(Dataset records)

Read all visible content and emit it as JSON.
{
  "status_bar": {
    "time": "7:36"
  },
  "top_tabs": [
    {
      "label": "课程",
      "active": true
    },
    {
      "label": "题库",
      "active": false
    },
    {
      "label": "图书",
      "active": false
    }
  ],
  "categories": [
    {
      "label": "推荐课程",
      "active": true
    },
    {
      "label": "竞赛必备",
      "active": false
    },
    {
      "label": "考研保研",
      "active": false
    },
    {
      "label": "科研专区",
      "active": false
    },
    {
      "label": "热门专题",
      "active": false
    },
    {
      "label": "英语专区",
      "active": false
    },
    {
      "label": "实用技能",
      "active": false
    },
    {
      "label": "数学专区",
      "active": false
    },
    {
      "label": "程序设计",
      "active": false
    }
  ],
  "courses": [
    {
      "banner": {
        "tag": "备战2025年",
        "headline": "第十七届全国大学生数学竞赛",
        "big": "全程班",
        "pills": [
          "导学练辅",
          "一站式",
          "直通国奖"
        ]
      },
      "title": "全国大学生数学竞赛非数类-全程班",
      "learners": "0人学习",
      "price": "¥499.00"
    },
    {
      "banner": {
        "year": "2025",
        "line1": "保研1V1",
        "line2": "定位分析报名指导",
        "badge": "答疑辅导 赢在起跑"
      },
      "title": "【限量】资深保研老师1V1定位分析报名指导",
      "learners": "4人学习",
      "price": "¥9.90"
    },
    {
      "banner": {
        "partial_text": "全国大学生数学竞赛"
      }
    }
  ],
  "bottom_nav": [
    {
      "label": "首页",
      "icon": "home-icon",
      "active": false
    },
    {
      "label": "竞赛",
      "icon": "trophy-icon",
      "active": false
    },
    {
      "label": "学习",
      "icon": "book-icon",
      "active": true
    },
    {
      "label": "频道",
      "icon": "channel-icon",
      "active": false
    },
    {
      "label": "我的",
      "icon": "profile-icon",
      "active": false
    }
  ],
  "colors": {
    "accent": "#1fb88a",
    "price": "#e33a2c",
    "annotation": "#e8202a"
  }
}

# STATED TASK
Repeat every record exactly as written, please.

# RESULT OF THIS EXERCISE
Read all visible content and emit it as JSON.
{
  "status_bar": {
    "time": "7:36"
  },
  "top_tabs": [
    {
      "label": "课程",
      "active": true
    },
    {
      "label": "题库",
      "active": false
    },
    {
      "label": "图书",
      "active": false
    }
  ],
  "categories": [
    {
      "label": "推荐课程",
      "active": true
    },
    {
      "label": "竞赛必备",
      "active": false
    },
    {
      "label": "考研保研",
      "active": false
    },
    {
      "label": "科研专区",
      "active": false
    },
    {
      "label": "热门专题",
      "active": false
    },
    {
      "label": "英语专区",
      "active": false
    },
    {
      "label": "实用技能",
      "active": false
    },
    {
      "label": "数学专区",
      "active": false
    },
    {
      "label": "程序设计",
      "active": false
    }
  ],
  "courses": [
    {
      "banner": {
        "tag": "备战2025年",
        "headline": "第十七届全国大学生数学竞赛",
        "big": "全程班",
        "pills": [
          "导学练辅",
          "一站式",
          "直通国奖"
        ]
      },
      "title": "全国大学生数学竞赛非数类-全程班",
      "learners": "0人学习",
      "price": "¥499.00"
    },
    {
      "banner": {
        "year": "2025",
        "line1": "保研1V1",
        "line2": "定位分析报名指导",
        "badge": "答疑辅导 赢在起跑"
      },
      "title": "【限量】资深保研老师1V1定位分析报名指导",
      "learners": "4人学习",
      "price": "¥9.90"
    },
    {
      "banner": {
        "partial_text": "全国大学生数学竞赛"
      }
    }
  ],
  "bottom_nav": [
    {
      "label": "首页",
      "icon": "home-icon",
      "active": false
    },
    {
      "label": "竞赛",
      "icon": "trophy-icon",
      "active": false
    },
    {
      "label": "学习",
      "icon": "book-icon",
      "active": true
    },
    {
      "label": "频道",
      "icon": "channel-icon",
      "active": false
    },
    {
      "label": "我的",
      "icon": "profile-icon",
      "active": false
    }
  ],
  "colors": {
    "accent": "#1fb88a",
    "price": "#e33a2c",
    "annotation": "#e8202a"
  }
}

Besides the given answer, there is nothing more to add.